━━━━━ Material to process

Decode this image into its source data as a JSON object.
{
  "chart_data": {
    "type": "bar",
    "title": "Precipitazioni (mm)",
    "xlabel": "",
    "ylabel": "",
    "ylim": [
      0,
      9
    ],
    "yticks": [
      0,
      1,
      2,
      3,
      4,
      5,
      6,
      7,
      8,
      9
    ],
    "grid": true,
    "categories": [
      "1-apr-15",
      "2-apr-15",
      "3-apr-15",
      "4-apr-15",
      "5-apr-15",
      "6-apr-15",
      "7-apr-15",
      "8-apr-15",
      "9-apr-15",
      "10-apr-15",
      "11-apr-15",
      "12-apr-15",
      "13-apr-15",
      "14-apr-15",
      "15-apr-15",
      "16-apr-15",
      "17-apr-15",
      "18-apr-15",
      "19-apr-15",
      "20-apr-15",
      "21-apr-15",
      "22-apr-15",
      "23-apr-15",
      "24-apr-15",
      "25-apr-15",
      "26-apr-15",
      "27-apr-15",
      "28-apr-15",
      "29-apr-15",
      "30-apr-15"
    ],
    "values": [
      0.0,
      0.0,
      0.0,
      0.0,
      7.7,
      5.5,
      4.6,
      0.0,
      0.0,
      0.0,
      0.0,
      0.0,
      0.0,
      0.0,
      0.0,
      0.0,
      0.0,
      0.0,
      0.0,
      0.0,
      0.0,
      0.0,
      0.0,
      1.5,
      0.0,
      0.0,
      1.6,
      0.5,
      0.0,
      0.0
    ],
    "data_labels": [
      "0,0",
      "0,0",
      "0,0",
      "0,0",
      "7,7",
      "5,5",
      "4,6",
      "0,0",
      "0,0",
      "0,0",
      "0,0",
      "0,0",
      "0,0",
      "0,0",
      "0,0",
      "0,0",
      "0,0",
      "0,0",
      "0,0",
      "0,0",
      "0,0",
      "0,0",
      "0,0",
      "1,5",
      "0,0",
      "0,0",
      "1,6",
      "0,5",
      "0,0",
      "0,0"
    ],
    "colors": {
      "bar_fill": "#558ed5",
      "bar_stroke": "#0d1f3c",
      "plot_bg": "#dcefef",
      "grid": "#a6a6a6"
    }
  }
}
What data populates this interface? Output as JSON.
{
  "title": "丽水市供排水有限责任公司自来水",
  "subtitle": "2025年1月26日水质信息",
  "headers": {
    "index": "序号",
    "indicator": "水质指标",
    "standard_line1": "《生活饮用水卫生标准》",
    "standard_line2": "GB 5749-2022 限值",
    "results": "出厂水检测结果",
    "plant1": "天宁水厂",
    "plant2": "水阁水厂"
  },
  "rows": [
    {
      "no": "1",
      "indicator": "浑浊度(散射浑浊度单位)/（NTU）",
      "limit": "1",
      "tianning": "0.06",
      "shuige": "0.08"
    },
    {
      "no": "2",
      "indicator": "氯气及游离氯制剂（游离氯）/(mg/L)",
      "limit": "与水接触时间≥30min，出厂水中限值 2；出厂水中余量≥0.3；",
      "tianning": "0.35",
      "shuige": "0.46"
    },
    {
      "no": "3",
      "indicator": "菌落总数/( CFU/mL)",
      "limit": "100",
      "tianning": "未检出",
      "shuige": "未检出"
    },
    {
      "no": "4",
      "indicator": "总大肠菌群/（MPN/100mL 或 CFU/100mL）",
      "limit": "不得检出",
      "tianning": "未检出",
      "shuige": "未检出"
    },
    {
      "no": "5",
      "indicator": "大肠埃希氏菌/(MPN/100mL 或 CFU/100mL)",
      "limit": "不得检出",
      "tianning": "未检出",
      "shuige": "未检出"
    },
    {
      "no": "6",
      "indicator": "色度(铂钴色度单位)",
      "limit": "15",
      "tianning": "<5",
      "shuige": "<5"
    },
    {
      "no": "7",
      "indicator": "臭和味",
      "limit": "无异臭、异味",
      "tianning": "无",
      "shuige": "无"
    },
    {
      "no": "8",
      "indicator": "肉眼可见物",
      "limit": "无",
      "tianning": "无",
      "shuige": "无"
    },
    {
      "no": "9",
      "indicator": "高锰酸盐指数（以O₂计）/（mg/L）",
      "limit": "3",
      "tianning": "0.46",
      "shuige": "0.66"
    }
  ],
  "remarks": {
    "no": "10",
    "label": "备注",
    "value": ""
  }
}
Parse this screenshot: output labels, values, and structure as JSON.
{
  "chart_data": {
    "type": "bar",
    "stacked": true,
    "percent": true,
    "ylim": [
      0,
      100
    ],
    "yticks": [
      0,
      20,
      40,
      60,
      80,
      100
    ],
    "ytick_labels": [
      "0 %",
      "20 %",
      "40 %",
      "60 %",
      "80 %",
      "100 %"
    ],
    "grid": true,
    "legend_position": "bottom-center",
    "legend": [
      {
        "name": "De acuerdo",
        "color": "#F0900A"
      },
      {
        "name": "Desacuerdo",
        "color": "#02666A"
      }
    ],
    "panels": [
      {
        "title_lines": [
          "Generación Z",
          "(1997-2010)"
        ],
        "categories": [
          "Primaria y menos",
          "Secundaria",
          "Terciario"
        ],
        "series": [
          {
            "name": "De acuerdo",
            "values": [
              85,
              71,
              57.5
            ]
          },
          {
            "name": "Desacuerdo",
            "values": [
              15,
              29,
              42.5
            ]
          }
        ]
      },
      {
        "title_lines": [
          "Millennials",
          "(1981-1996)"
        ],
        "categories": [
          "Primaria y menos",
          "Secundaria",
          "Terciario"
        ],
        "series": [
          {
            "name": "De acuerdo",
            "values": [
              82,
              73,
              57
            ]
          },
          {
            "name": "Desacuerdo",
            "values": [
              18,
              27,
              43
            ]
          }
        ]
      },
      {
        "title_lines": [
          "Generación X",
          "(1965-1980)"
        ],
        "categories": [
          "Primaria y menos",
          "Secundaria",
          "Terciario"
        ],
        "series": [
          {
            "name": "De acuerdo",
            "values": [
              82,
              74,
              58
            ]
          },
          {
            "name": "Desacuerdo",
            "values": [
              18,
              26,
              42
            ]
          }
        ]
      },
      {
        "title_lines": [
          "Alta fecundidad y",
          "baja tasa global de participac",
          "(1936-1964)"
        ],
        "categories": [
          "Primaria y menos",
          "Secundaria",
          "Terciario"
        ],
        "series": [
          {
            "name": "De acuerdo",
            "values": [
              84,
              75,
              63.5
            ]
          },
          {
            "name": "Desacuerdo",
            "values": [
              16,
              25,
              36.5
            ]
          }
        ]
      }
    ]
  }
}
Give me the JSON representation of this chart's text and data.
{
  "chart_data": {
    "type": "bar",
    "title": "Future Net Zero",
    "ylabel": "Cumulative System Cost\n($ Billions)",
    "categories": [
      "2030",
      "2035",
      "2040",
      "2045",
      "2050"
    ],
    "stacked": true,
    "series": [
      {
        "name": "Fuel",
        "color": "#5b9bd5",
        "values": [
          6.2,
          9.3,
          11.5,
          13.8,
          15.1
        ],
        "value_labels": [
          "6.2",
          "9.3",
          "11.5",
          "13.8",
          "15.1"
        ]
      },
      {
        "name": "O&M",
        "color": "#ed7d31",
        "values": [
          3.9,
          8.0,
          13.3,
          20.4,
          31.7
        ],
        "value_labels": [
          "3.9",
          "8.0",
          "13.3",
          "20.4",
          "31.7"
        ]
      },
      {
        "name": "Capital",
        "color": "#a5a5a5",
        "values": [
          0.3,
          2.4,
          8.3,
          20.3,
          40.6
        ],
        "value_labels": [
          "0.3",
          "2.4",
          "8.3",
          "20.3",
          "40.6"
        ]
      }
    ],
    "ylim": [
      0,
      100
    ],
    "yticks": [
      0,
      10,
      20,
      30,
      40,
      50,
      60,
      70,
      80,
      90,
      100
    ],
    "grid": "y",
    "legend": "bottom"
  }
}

━━━━━━━━━━

*What needs to be done*.
Each record should come back exactly as written.

*Complete output*.
Decode this image into its source data as a JSON object.
{
  "chart_data": {
    "type": "bar",
    "title": "Precipitazioni (mm)",
    "xlabel": "",
    "ylabel": "",
    "ylim": [
      0,
      9
    ],
    "yticks": [
      0,
      1,
      2,
      3,
      4,
      5,
      6,
      7,
      8,
      9
    ],
    "grid": true,
    "categories": [
      "1-apr-15",
      "2-apr-15",
      "3-apr-15",
      "4-apr-15",
      "5-apr-15",
      "6-apr-15",
      "7-apr-15",
      "8-apr-15",
      "9-apr-15",
      "10-apr-15",
      "11-apr-15",
      "12-apr-15",
      "13-apr-15",
      "14-apr-15",
      "15-apr-15",
      "16-apr-15",
      "17-apr-15",
      "18-apr-15",
      "19-apr-15",
      "20-apr-15",
      "21-apr-15",
      "22-apr-15",
      "23-apr-15",
      "24-apr-15",
      "25-apr-15",
      "26-apr-15",
      "27-apr-15",
      "28-apr-15",
      "29-apr-15",
      "30-apr-15"
    ],
    "values": [
      0.0,
      0.0,
      0.0,
      0.0,
      7.7,
      5.5,
      4.6,
      0.0,
      0.0,
      0.0,
      0.0,
      0.0,
      0.0,
      0.0,
      0.0,
      0.0,
      0.0,
      0.0,
      0.0,
      0.0,
      0.0,
      0.0,
      0.0,
      1.5,
      0.0,
      0.0,
      1.6,
      0.5,
      0.0,
      0.0
    ],
    "data_labels": [
      "0,0",
      "0,0",
      "0,0",
      "0,0",
      "7,7",
      "5,5",
      "4,6",
      "0,0",
      "0,0",
      "0,0",
      "0,0",
      "0,0",
      "0,0",
      "0,0",
      "0,0",
      "0,0",
      "0,0",
      "0,0",
      "0,0",
      "0,0",
      "0,0",
      "0,0",
      "0,0",
      "1,5",
      "0,0",
      "0,0",
      "1,6",
      "0,5",
      "0,0",
      "0,0"
    ],
    "colors": {
      "bar_fill": "#558ed5",
      "bar_stroke": "#0d1f3c",
      "plot_bg": "#dcefef",
      "grid": "#a6a6a6"
    }
  }
}
What data populates this interface? Output as JSON.
{
  "title": "丽水市供排水有限责任公司自来水",
  "subtitle": "2025年1月26日水质信息",
  "headers": {
    "index": "序号",
    "indicator": "水质指标",
    "standard_line1": "《生活饮用水卫生标准》",
    "standard_line2": "GB 5749-2022 限值",
    "results": "出厂水检测结果",
    "plant1": "天宁水厂",
    "plant2": "水阁水厂"
  },
  "rows": [
    {
      "no": "1",
      "indicator": "浑浊度(散射浑浊度单位)/（NTU）",
      "limit": "1",
      "tianning": "0.06",
      "shuige": "0.08"
    },
    {
      "no": "2",
      "indicator": "氯气及游离氯制剂（游离氯）/(mg/L)",
      "limit": "与水接触时间≥30min，出厂水中限值 2；出厂水中余量≥0.3；",
      "tianning": "0.35",
      "shuige": "0.46"
    },
    {
      "no": "3",
      "indicator": "菌落总数/( CFU/mL)",
      "limit": "100",
      "tianning": "未检出",
      "shuige": "未检出"
    },
    {
      "no": "4",
      "indicator": "总大肠菌群/（MPN/100mL 或 CFU/100mL）",
      "limit": "不得检出",
      "tianning": "未检出",
      "shuige": "未检出"
    },
    {
      "no": "5",
      "indicator": "大肠埃希氏菌/(MPN/100mL 或 CFU/100mL)",
      "limit": "不得检出",
      "tianning": "未检出",
      "shuige": "未检出"
    },
    {
      "no": "6",
      "indicator": "色度(铂钴色度单位)",
      "limit": "15",
      "tianning": "<5",
      "shuige": "<5"
    },
    {
      "no": "7",
      "indicator": "臭和味",
      "limit": "无异臭、异味",
      "tianning": "无",
      "shuige": "无"
    },
    {
      "no": "8",
      "indicator": "肉眼可见物",
      "limit": "无",
      "tianning": "无",
      "shuige": "无"
    },
    {
      "no": "9",
      "indicator": "高锰酸盐指数（以O₂计）/（mg/L）",
      "limit": "3",
      "tianning": "0.46",
      "shuige": "0.66"
    }
  ],
  "remarks": {
    "no": "10",
    "label": "备注",
    "value": ""
  }
}
Parse this screenshot: output labels, values, and structure as JSON.
{
  "chart_data": {
    "type": "bar",
    "stacked": true,
    "percent": true,
    "ylim": [
      0,
      100
    ],
    "yticks": [
      0,
      20,
      40,
      60,
      80,
      100
    ],
    "ytick_labels": [
      "0 %",
      "20 %",
      "40 %",
      "60 %",
      "80 %",
      "100 %"
    ],
    "grid": true,
    "legend_position": "bottom-center",
    "legend": [
      {
        "name": "De acuerdo",
        "color": "#F0900A"
      },
      {
        "name": "Desacuerdo",
        "color": "#02666A"
      }
    ],
    "panels": [
      {
        "title_lines": [
          "Generación Z",
          "(1997-2010)"
        ],
        "categories": [
          "Primaria y menos",
          "Secundaria",
          "Terciario"
        ],
        "series": [
          {
            "name": "De acuerdo",
            "values": [
              85,
              71,
              57.5
            ]
          },
          {
            "name": "Desacuerdo",
            "values": [
              15,
              29,
              42.5
            ]
          }
        ]
      },
      {
        "title_lines": [
          "Millennials",
          "(1981-1996)"
        ],
        "categories": [
          "Primaria y menos",
          "Secundaria",
          "Terciario"
        ],
        "series": [
          {
            "name": "De acuerdo",
            "values": [
              82,
              73,
              57
            ]
          },
          {
            "name": "Desacuerdo",
            "values": [
              18,
              27,
              43
            ]
          }
        ]
      },
      {
        "title_lines": [
          "Generación X",
          "(1965-1980)"
        ],
        "categories": [
          "Primaria y menos",
          "Secundaria",
          "Terciario"
        ],
        "series": [
          {
            "name": "De acuerdo",
            "values": [
              82,
              74,
              58
            ]
          },
          {
            "name": "Desacuerdo",
            "values": [
              18,
              26,
              42
            ]
          }
        ]
      },
      {
        "title_lines": [
          "Alta fecundidad y",
          "baja tasa global de participac",
          "(1936-1964)"
        ],
        "categories": [
          "Primaria y menos",
          "Secundaria",
          "Terciario"
        ],
        "series": [
          {
            "name": "De acuerdo",
            "values": [
              84,
              75,
              63.5
            ]
          },
          {
            "name": "Desacuerdo",
            "values": [
              16,
              25,
              36.5
            ]
          }
        ]
      }
    ]
  }
}
Give me the JSON representation of this chart's text and data.
{
  "chart_data": {
    "type": "bar",
    "title": "Future Net Zero",
    "ylabel": "Cumulative System Cost\n($ Billions)",
    "categories": [
      "2030",
      "2035",
      "2040",
      "2045",
      "2050"
    ],
    "stacked": true,
    "series": [
      {
        "name": "Fuel",
        "color": "#5b9bd5",
        "values": [
          6.2,
          9.3,
          11.5,
          13.8,
          15.1
        ],
        "value_labels": [
          "6.2",
          "9.3",
          "11.5",
          "13.8",
          "15.1"
        ]
      },
      {
        "name": "O&M",
        "color": "#ed7d31",
        "values": [
          3.9,
          8.0,
          13.3,
          20.4,
          31.7
        ],
        "value_labels": [
          "3.9",
          "8.0",
          "13.3",
          "20.4",
          "31.7"
        ]
      },
      {
        "name": "Capital",
        "color": "#a5a5a5",
        "values": [
          0.3,
          2.4,
          8.3,
          20.3,
          40.6
        ],
        "value_labels": [
          "0.3",
          "2.4",
          "8.3",
          "20.3",
          "40.6"
        ]
      }
    ],
    "ylim": [
      0,
      100
    ],
    "yticks": [
      0,
      10,
      20,
      30,
      40,
      50,
      60,
      70,
      80,
      90,
      100
    ],
    "grid": "y",
    "legend": "bottom"
  }
}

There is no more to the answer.